Records from a collection of figures
######

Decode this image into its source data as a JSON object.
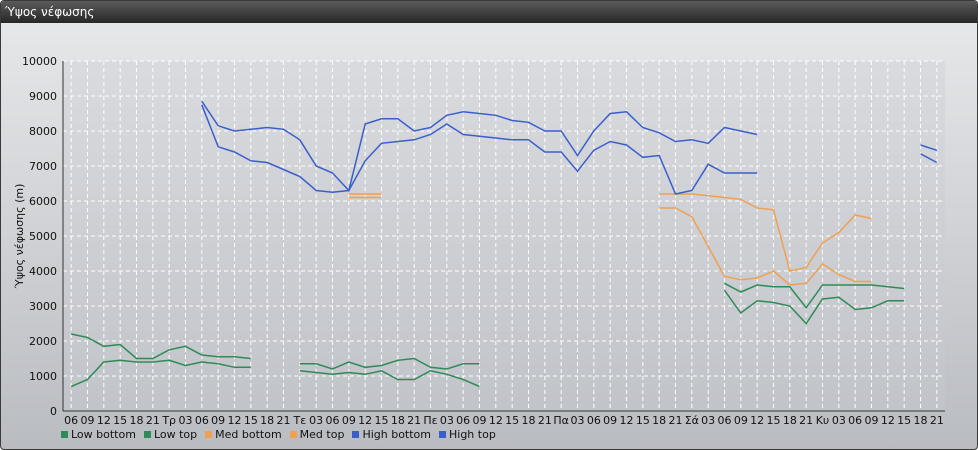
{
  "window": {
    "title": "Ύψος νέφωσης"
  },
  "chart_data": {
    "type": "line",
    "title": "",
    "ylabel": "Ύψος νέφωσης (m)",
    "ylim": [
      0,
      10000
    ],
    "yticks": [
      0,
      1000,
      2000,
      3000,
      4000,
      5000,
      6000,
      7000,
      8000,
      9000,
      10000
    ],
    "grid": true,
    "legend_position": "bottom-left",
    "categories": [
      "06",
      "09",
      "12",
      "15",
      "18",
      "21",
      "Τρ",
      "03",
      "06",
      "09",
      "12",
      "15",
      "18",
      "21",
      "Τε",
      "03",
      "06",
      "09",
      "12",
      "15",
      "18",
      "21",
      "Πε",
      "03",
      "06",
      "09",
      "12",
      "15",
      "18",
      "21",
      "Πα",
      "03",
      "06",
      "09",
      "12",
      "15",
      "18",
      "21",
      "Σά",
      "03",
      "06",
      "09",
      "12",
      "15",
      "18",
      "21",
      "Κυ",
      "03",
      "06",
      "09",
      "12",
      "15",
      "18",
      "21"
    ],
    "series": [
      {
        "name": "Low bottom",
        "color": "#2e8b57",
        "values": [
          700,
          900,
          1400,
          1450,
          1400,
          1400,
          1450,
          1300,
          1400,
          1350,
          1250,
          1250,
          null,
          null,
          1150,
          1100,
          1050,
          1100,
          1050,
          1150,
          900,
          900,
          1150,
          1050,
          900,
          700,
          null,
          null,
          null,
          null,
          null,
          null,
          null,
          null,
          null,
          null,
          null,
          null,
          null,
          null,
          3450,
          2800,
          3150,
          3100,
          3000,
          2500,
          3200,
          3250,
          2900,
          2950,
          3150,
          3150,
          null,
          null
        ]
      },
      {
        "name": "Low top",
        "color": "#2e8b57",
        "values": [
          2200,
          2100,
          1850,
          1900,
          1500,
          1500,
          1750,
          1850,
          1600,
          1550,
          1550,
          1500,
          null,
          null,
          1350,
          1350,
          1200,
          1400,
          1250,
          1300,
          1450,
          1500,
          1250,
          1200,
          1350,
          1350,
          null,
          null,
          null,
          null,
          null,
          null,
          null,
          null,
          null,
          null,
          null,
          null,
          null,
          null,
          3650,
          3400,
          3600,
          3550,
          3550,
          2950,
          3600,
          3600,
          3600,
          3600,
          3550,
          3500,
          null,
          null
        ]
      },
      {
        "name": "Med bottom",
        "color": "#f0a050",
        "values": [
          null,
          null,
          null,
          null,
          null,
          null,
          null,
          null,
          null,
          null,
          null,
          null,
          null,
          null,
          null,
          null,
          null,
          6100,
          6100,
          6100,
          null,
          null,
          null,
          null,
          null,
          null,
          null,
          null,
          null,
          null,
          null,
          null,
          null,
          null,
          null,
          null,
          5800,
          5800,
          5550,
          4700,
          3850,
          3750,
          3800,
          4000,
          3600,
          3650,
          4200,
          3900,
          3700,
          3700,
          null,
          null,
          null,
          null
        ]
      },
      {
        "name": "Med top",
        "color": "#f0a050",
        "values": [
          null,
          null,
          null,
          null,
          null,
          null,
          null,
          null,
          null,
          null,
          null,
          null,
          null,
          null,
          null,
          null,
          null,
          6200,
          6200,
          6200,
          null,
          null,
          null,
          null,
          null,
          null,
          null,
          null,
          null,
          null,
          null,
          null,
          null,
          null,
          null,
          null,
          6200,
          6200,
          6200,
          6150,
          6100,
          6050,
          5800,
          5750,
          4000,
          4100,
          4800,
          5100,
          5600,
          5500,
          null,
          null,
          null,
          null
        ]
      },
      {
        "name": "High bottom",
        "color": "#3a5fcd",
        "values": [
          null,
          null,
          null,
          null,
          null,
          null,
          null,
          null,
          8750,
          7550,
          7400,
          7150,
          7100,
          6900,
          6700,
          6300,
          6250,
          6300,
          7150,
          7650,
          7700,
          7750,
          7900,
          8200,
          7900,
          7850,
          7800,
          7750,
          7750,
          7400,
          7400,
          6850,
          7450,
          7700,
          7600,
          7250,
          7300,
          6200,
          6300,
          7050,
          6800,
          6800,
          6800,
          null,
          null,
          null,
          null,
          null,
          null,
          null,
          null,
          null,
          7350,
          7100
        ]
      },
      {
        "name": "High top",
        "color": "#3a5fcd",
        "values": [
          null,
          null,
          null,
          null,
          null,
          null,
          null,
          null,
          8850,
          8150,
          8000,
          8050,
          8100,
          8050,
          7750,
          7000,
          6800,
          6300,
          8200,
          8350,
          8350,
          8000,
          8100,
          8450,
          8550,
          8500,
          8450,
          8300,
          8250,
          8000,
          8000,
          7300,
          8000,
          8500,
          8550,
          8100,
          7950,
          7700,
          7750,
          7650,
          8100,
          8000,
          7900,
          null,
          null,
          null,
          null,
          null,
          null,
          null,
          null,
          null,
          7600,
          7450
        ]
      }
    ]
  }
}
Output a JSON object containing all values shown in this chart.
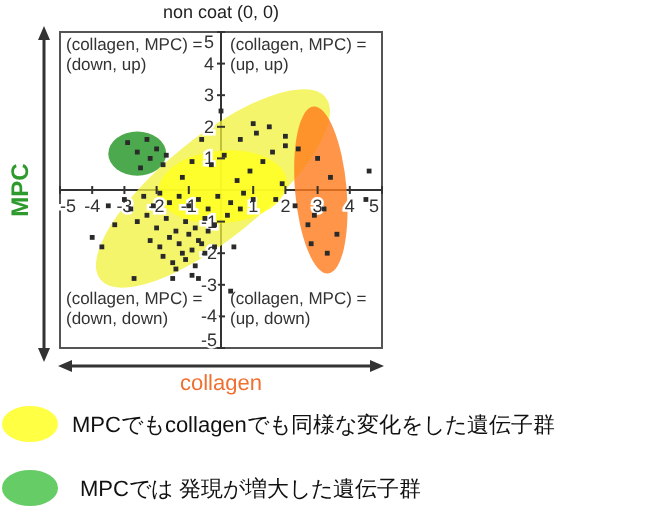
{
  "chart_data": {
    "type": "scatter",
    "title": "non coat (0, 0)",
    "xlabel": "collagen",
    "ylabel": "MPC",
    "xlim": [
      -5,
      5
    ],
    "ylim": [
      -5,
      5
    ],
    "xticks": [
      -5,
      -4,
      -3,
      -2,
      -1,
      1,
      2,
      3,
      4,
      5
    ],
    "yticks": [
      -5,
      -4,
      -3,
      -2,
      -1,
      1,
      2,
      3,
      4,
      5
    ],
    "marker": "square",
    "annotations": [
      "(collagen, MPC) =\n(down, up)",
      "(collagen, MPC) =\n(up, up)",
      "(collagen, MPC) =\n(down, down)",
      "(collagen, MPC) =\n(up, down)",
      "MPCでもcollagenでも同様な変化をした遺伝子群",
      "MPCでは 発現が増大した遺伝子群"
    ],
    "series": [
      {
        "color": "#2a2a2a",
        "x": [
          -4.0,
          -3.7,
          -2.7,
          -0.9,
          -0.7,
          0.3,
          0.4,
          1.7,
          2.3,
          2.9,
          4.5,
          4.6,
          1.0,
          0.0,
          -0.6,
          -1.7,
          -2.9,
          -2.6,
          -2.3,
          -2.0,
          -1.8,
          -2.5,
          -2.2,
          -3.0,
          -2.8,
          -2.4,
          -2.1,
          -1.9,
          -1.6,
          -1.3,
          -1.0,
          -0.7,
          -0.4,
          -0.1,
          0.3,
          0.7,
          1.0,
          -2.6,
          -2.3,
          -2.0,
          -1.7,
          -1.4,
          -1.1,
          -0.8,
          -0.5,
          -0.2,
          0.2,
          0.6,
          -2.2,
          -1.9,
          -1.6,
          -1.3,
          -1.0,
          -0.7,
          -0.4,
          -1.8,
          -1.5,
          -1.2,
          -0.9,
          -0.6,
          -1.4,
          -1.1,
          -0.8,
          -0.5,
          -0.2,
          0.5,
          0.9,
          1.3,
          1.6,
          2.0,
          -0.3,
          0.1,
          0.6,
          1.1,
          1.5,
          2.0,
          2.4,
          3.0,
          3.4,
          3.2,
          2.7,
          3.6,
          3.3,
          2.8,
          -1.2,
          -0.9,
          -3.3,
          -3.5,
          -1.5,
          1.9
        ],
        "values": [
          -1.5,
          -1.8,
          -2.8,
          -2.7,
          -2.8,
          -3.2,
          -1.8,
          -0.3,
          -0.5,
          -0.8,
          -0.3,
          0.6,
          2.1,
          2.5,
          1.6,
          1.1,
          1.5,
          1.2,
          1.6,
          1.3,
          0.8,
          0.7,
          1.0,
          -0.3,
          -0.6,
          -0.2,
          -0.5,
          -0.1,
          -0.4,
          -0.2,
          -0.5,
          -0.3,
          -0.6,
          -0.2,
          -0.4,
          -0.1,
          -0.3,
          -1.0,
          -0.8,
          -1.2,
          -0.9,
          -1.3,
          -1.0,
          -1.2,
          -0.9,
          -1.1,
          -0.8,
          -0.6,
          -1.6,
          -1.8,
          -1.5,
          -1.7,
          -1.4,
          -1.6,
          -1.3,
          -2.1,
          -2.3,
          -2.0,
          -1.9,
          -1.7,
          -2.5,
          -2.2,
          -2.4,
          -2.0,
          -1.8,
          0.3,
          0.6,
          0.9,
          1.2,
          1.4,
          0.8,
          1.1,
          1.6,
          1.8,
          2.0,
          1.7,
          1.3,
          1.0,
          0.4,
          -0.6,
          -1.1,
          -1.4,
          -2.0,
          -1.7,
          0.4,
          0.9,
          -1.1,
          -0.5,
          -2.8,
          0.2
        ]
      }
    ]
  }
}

######

Using the records above, pull out each line where the word "νέφωσης" occurs.

Response for this exercise
    "title": "Ύψος νέφωσης"
    "ylabel": "Ύψος νέφωσης (m)",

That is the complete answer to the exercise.